* What you are asked to do: Output all of the data below exactly as given.

* Extracted information:

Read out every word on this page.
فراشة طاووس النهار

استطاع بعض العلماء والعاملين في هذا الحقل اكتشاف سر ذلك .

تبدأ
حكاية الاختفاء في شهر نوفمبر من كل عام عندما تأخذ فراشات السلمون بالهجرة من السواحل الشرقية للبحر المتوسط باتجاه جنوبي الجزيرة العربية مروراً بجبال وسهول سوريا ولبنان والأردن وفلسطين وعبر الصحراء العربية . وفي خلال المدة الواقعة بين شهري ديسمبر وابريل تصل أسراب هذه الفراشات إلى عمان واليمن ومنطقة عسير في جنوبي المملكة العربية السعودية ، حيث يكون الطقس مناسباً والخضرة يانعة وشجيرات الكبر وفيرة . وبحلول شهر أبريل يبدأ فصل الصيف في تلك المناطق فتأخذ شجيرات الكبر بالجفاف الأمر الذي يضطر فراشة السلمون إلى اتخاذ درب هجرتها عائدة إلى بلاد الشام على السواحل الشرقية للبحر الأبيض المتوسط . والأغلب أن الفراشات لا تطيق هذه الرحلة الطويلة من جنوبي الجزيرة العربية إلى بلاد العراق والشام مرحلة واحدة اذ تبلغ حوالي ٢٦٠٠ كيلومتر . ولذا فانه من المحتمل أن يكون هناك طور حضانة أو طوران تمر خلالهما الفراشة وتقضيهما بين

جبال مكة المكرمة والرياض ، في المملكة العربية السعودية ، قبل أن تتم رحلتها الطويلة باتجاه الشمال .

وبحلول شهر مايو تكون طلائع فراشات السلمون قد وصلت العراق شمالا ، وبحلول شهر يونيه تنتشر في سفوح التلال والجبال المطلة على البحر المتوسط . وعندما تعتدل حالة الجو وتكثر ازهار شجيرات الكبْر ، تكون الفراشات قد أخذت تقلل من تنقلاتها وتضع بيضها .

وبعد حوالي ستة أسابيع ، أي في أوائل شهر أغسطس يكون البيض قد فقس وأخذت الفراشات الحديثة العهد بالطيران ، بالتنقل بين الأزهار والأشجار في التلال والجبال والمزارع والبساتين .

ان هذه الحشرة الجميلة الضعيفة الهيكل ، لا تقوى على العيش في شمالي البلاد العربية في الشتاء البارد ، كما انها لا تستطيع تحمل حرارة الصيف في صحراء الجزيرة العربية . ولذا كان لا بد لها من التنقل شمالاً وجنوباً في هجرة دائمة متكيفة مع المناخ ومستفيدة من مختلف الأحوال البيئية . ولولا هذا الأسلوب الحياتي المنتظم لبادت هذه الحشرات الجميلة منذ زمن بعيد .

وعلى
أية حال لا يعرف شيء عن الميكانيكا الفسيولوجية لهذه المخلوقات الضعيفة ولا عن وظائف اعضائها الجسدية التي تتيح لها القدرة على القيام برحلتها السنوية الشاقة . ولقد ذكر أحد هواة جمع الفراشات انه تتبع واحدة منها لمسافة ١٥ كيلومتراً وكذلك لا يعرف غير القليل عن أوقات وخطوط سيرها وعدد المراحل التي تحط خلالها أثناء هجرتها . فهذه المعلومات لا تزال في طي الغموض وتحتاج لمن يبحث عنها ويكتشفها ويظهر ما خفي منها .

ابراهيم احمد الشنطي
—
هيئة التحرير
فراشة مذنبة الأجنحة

* Reply to the exercise:
Read out every word on this page.
فراشة طاووس النهار

استطاع بعض العلماء والعاملين في هذا الحقل اكتشاف سر ذلك .

تبدأ
حكاية الاختفاء في شهر نوفمبر من كل عام عندما تأخذ فراشات السلمون بالهجرة من السواحل الشرقية للبحر المتوسط باتجاه جنوبي الجزيرة العربية مروراً بجبال وسهول سوريا ولبنان والأردن وفلسطين وعبر الصحراء العربية . وفي خلال المدة الواقعة بين شهري ديسمبر وابريل تصل أسراب هذه الفراشات إلى عمان واليمن ومنطقة عسير في جنوبي المملكة العربية السعودية ، حيث يكون الطقس مناسباً والخضرة يانعة وشجيرات الكبر وفيرة . وبحلول شهر أبريل يبدأ فصل الصيف في تلك المناطق فتأخذ شجيرات الكبر بالجفاف الأمر الذي يضطر فراشة السلمون إلى اتخاذ درب هجرتها عائدة إلى بلاد الشام على السواحل الشرقية للبحر الأبيض المتوسط . والأغلب أن الفراشات لا تطيق هذه الرحلة الطويلة من جنوبي الجزيرة العربية إلى بلاد العراق والشام مرحلة واحدة اذ تبلغ حوالي ٢٦٠٠ كيلومتر . ولذا فانه من المحتمل أن يكون هناك طور حضانة أو طوران تمر خلالهما الفراشة وتقضيهما بين

جبال مكة المكرمة والرياض ، في المملكة العربية السعودية ، قبل أن تتم رحلتها الطويلة باتجاه الشمال .

وبحلول شهر مايو تكون طلائع فراشات السلمون قد وصلت العراق شمالا ، وبحلول شهر يونيه تنتشر في سفوح التلال والجبال المطلة على البحر المتوسط . وعندما تعتدل حالة الجو وتكثر ازهار شجيرات الكبْر ، تكون الفراشات قد أخذت تقلل من تنقلاتها وتضع بيضها .

وبعد حوالي ستة أسابيع ، أي في أوائل شهر أغسطس يكون البيض قد فقس وأخذت الفراشات الحديثة العهد بالطيران ، بالتنقل بين الأزهار والأشجار في التلال والجبال والمزارع والبساتين .

ان هذه الحشرة الجميلة الضعيفة الهيكل ، لا تقوى على العيش في شمالي البلاد العربية في الشتاء البارد ، كما انها لا تستطيع تحمل حرارة الصيف في صحراء الجزيرة العربية . ولذا كان لا بد لها من التنقل شمالاً وجنوباً في هجرة دائمة متكيفة مع المناخ ومستفيدة من مختلف الأحوال البيئية . ولولا هذا الأسلوب الحياتي المنتظم لبادت هذه الحشرات الجميلة منذ زمن بعيد .

وعلى
أية حال لا يعرف شيء عن الميكانيكا الفسيولوجية لهذه المخلوقات الضعيفة ولا عن وظائف اعضائها الجسدية التي تتيح لها القدرة على القيام برحلتها السنوية الشاقة . ولقد ذكر أحد هواة جمع الفراشات انه تتبع واحدة منها لمسافة ١٥ كيلومتراً وكذلك لا يعرف غير القليل عن أوقات وخطوط سيرها وعدد المراحل التي تحط خلالها أثناء هجرتها . فهذه المعلومات لا تزال في طي الغموض وتحتاج لمن يبحث عنها ويكتشفها ويظهر ما خفي منها .

ابراهيم احمد الشنطي
—
هيئة التحرير
فراشة مذنبة الأجنحة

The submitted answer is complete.